Structured figure records:
------------------------------------------------

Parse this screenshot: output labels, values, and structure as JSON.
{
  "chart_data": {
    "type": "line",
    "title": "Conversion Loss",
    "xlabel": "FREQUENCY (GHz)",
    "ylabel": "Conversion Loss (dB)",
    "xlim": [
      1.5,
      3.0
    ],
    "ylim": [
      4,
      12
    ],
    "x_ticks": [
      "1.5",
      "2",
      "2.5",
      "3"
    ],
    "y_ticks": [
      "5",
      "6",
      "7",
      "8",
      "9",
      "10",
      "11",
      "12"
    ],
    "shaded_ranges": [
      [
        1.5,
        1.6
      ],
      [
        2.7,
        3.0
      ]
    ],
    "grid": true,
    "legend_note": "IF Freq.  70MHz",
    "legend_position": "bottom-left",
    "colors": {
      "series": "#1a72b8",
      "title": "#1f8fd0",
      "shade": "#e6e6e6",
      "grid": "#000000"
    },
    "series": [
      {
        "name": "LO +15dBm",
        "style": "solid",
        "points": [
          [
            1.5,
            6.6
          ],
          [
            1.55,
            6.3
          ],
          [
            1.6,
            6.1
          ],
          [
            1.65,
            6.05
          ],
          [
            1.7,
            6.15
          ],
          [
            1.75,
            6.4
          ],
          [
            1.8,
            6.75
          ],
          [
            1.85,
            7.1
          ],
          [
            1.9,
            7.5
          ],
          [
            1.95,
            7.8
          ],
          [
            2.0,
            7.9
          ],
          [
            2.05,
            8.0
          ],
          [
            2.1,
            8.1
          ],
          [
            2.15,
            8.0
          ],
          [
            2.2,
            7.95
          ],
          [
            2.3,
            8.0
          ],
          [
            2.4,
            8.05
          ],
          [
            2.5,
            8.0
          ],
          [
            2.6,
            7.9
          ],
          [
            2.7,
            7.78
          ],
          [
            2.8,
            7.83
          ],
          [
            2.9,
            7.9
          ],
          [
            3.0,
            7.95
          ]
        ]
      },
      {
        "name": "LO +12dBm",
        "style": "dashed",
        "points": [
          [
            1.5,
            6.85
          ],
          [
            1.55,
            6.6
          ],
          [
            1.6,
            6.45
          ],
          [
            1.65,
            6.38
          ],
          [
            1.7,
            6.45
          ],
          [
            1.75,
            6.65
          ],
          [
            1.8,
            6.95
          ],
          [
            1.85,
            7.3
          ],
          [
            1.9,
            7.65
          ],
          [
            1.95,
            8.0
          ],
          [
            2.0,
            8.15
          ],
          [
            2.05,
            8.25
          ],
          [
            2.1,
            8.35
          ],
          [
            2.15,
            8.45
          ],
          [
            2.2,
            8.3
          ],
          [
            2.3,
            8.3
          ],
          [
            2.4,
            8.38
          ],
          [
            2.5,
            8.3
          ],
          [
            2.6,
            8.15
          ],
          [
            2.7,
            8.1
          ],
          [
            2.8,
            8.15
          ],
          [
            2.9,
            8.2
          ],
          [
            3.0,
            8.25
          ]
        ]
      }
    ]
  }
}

------------------------------------------------

* [INSTRUCTIONS FOR THE TASK] Of the lines above, how many include the word "Loss"? Reply with the number only.

* [WRITTEN SOLUTION] 2